+++ Изучаемый текст
Может быть, весь роман написан в том состоянии, в которое погружает очередная маковая доза? Но автор уверяет, что сам никогда наркотики не употреблял. И наркотическое состояние Парфенчикова ли, Сибири всей, перегруженной Москвы при самом стройном, логически достоверном, психологически точном описании всего этого процесса скорее напоминает романы Франца Кафки, где тоже по законам логики жили самые странные существа. Так мог бы описать процесс внимательный врач-нарколог, ежедневно следящий за своим пациентом, но и он вряд ли смог бы заглянуть в душу самого Петра Петровича Парфенчикова. А если и заглянул бы, то удивился, никаких бесовских видений, никакого кошмара. Спокойное обывательское умирание с наслаждением. Человека ли, нации ли, государства.

Даже элемент фэнтэзи Александр Потёмкин вносит в роман всего лишь как дополнительный сюжет, мол, вот внесём в каждого человека чуточку грузинской или еврейской крови, немецкой или китайской, и человек преобразуется. Появится новый глобальный человек. То, что проделывают в небольшом сибирском городке два наркомана, экспериментируя с добавками крови в человеческий организм, плавно превращается в глобальный итог романа, преобразовывает его весь. Ибо в эпилоге из московской гостиницы "Националь" выходит молодая красивая женщина, когда-то сдобренная добавками чужой крови нашими наркоманами, и это – уже женщина из высшей элиты общества, а никакая не Катерина Лоскутова. Обычные люди вымирают от наркотизации всего общества, а новая элита с новой космополитической кровью определяет развитие опустевших сибирских просторов.
++++++
+++ Записи данных
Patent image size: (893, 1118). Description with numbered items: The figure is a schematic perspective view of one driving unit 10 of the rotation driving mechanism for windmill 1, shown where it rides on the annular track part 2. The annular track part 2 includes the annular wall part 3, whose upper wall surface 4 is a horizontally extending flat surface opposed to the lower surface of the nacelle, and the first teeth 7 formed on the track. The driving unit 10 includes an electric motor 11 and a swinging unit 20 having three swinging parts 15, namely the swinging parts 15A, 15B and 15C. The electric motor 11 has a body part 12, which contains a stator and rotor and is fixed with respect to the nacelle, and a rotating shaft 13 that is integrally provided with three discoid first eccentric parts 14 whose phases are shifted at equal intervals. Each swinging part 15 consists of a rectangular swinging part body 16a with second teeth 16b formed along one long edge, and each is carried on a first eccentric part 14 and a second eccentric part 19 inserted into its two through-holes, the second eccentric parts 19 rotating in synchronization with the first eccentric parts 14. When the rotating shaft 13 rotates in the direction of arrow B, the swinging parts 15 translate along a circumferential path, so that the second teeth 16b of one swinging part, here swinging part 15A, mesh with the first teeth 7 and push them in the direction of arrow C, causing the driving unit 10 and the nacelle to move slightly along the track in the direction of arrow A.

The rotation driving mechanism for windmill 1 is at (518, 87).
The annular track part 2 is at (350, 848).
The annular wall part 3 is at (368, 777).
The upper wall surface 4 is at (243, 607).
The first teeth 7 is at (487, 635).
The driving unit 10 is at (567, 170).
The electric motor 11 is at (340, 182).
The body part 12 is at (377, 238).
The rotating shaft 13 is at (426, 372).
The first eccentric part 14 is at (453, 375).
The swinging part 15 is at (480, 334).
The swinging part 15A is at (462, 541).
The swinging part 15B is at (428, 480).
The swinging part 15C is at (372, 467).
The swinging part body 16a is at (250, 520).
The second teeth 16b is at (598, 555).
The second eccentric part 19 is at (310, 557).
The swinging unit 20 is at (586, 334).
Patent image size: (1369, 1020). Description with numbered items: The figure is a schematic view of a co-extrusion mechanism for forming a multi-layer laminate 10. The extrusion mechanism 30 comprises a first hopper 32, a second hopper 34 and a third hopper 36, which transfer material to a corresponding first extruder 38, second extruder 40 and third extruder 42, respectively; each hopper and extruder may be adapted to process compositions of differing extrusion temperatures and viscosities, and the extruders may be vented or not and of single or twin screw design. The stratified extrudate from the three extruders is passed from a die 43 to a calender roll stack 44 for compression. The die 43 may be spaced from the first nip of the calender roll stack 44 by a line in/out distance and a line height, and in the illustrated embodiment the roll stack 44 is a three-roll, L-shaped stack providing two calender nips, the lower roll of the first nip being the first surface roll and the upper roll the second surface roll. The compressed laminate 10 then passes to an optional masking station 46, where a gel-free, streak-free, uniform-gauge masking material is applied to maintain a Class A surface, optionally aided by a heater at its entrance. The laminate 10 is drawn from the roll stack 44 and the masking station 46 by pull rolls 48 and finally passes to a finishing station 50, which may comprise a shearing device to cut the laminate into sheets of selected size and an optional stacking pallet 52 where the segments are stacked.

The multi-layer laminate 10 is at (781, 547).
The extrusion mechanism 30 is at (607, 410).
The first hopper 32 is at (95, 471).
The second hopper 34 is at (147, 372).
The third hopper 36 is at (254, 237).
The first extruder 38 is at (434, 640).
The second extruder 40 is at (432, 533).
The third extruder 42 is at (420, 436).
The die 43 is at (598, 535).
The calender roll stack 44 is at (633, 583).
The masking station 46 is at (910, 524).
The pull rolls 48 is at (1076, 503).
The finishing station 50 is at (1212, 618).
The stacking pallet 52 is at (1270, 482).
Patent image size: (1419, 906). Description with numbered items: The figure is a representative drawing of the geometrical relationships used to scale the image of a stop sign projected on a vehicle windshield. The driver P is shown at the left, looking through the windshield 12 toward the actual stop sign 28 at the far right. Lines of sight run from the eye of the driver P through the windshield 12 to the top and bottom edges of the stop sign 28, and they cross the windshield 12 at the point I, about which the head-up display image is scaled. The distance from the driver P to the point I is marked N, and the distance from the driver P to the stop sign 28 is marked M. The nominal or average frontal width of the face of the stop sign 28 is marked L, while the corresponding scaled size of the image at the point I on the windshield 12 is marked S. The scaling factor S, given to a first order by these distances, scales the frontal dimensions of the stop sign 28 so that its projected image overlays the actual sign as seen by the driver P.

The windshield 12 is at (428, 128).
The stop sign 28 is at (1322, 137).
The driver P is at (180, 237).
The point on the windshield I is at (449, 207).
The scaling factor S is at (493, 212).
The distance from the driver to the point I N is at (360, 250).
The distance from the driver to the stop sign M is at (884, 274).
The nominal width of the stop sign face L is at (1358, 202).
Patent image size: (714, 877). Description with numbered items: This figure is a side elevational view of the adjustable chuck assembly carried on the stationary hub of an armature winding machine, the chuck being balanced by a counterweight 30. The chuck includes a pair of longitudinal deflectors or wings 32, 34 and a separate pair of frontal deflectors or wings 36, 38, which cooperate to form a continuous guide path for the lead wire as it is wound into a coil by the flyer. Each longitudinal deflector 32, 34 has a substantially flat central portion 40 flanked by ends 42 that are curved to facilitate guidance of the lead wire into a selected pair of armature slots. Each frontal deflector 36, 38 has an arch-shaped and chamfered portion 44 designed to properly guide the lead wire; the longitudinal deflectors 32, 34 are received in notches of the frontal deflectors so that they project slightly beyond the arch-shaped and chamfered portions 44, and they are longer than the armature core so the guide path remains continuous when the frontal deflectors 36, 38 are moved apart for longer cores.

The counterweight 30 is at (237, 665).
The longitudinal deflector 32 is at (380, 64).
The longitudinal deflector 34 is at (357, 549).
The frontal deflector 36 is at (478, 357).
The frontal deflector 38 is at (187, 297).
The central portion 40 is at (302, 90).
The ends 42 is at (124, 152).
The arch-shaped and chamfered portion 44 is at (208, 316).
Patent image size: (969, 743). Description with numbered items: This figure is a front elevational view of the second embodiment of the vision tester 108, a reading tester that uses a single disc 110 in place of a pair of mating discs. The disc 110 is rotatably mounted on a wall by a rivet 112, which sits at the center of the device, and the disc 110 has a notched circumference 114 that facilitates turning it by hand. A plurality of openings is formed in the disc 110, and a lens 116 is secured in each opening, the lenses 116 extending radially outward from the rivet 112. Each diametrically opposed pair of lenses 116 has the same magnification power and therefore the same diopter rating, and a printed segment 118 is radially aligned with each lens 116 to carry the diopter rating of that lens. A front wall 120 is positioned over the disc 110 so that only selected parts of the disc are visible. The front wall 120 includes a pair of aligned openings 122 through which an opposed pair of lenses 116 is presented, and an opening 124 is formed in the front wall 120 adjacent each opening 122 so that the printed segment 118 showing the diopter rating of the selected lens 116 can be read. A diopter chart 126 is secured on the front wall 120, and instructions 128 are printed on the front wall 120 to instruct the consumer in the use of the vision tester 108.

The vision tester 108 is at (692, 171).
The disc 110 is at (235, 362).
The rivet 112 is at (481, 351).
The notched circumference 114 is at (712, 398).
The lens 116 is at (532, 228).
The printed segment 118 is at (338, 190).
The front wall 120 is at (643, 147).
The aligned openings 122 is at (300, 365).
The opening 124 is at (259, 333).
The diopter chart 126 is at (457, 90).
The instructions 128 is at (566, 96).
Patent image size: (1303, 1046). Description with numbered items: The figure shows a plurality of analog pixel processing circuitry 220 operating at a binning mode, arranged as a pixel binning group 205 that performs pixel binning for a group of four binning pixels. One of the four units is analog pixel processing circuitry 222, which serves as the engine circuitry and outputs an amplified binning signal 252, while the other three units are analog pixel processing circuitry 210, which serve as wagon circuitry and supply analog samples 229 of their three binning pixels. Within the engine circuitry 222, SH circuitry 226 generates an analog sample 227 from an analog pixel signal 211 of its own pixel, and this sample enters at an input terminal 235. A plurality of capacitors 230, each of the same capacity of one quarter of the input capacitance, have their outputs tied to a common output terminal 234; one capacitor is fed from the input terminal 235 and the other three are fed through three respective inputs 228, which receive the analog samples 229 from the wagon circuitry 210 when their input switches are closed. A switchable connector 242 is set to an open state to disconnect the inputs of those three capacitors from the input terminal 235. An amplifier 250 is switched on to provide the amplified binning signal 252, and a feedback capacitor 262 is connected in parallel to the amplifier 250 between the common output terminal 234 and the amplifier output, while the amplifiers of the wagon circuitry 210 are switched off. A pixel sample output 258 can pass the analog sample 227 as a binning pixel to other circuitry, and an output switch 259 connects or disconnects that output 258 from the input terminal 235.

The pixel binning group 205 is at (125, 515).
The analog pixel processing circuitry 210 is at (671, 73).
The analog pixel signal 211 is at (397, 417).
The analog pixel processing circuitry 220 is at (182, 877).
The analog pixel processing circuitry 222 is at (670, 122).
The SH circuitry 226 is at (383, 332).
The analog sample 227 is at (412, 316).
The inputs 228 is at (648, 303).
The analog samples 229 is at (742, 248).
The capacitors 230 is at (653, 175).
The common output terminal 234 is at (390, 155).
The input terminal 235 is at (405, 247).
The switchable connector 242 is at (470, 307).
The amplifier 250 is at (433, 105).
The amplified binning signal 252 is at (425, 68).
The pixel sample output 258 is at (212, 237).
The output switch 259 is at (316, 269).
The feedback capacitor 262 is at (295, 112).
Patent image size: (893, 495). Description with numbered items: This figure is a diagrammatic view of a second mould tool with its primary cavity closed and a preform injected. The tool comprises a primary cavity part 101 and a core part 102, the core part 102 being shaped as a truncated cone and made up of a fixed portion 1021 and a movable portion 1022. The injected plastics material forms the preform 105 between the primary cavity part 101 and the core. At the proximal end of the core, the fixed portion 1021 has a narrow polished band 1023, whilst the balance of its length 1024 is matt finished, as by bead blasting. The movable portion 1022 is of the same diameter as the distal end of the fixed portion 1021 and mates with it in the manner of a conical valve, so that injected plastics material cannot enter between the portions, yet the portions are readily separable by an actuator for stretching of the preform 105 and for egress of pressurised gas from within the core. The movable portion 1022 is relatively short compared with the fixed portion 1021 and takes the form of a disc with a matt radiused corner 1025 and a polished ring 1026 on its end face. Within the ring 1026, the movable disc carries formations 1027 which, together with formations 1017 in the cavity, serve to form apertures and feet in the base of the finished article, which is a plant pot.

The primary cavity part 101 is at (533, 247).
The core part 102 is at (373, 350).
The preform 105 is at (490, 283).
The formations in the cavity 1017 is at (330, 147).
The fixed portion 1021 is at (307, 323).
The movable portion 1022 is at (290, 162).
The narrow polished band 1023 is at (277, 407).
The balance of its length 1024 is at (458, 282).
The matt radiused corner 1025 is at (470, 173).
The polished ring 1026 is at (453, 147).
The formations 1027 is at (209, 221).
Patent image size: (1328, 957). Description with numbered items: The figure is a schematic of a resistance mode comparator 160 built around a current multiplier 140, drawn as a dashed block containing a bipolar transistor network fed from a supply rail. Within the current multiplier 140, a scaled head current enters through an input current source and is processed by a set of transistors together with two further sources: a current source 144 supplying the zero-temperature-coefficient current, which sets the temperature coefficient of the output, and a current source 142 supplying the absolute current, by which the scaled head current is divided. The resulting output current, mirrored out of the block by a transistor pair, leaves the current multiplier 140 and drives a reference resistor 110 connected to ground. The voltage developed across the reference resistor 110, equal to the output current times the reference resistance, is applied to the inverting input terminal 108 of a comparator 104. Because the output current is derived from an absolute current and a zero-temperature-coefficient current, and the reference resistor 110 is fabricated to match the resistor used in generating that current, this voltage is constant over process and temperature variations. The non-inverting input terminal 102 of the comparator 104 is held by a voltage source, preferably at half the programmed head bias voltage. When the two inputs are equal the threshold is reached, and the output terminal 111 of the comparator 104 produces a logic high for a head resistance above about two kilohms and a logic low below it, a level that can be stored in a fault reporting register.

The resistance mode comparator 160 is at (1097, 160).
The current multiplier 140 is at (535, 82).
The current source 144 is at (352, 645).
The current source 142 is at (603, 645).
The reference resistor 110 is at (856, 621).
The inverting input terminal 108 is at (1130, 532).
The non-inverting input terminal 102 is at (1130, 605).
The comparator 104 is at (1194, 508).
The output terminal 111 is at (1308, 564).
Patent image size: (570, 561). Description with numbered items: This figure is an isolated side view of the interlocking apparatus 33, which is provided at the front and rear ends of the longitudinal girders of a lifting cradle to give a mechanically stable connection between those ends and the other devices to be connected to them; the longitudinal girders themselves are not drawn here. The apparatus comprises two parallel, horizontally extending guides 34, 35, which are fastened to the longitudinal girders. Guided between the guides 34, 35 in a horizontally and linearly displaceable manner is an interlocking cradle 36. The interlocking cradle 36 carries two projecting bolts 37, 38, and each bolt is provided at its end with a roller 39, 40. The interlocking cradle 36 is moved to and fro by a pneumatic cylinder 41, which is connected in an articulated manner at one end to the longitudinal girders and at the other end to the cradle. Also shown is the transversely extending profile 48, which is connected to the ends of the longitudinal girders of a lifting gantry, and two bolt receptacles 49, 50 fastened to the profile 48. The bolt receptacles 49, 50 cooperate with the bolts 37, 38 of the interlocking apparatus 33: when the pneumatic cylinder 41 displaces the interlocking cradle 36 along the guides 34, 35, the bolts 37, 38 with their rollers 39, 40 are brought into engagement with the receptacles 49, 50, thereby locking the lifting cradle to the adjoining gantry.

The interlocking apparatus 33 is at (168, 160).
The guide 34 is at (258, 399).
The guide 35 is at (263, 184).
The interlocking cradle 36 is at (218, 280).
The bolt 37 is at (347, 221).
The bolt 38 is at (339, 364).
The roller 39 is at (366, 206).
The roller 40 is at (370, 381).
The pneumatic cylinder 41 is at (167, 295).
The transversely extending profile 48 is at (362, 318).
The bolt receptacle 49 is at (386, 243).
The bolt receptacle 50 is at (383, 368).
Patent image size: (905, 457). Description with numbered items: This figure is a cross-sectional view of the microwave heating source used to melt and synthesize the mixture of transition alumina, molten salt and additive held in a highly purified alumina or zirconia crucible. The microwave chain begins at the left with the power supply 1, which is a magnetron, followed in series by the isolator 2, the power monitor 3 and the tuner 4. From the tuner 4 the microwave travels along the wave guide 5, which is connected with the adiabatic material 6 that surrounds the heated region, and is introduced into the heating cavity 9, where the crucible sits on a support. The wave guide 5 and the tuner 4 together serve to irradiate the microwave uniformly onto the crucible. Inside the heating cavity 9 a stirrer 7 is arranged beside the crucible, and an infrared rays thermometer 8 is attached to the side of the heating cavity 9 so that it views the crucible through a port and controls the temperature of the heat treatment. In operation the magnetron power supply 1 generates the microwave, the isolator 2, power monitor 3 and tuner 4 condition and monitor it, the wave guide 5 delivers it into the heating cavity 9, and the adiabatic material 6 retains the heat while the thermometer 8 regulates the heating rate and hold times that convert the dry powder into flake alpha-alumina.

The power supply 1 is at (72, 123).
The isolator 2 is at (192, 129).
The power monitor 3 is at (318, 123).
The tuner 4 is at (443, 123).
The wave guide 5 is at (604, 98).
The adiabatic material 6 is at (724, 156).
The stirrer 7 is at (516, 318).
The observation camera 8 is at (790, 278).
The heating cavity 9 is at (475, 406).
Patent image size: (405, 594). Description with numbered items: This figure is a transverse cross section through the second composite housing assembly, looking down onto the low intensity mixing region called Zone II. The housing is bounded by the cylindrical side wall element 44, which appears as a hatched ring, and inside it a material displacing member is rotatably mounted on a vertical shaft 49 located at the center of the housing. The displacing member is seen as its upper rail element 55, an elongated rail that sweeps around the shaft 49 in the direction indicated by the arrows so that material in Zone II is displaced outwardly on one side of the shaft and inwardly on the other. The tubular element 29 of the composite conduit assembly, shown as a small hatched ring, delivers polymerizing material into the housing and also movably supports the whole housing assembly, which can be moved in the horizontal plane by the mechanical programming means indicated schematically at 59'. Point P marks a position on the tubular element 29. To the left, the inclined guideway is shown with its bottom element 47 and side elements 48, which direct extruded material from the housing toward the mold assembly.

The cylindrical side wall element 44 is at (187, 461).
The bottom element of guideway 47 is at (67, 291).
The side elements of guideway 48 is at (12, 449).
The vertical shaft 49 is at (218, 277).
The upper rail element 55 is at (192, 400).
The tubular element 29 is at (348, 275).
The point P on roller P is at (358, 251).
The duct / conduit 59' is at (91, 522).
++++++
**Рабочее задание 1**:
Ответьте на вопросы по тексту о романе Александра Потёмкина.
(а) Что, по уверению автора романа, он сам никогда не употреблял?
(б) Романы какого писателя, согласно тексту, напоминает описание наркотического состояния в романе?
(в) Из какой гостиницы выходит молодая красивая женщина в эпилоге?
**Рабочее задание 2**: Продолжите, пожалуйста, текст о романе Александра Потёмкина, начав сразу после его последнего предложения.

**Письменный ответ 1**:
(а) Наркотики.
(б) Франца Кафки.
(в) Из московской гостиницы «Националь».

**Письменный ответ 2**:
Вроде бы нет в романе никакого глобализма, описана судьба московского опустившегося наркомана, но кто-то же, какой-то доктор, появляющийся после определённого приёма опийных доз, меняет национальный состав крови, добавляя к русской ещё и китайскую, еврейскую, немецкую, грузинскую… Что это – бредовая фантазия наркомана? Я бы так и сказал, если бы не абсолютно просчитанный и ясный финал всего романа. "Сказка – ложь, но в ней намёк…"

Скажу откровенно, мне немного мешали экономические рассуждения не столько героев романа, сколько самого автора. Парадокс в том, что сами по себе эти экономические фантазии были настолько неожиданны и привлекательны, что, выйди они отдельной книгой, быстро стали бы бестселлером. Но, вторгаясь в повествование, они замедляют его, как клипы во время фильма, сколь бы хороши они ни были. Все романы Александра Потёмкина явно провокационны. Но все его провокации литературные критики стараются не замечать.

Я бы не прочь поразмышлять и о литературной судьбе самого писателя, явной жертвы своих героев, всех сразу. Я как-то сказал ему: "Саша, если бы ты был бедным, опустившимся полуспившимся литератором полулиберального толка, то, как минимум, пяток из твоих книг стали бы бестселлерами. Тебя раскручивали бы Андрей Немзер и Слава Курицын, Павел Басинский и Лев Данилкин. Ты – явно талантливый и явно независимый ни от кого писатель. И потому тебя не впускают к себе наши филологические грамотеи".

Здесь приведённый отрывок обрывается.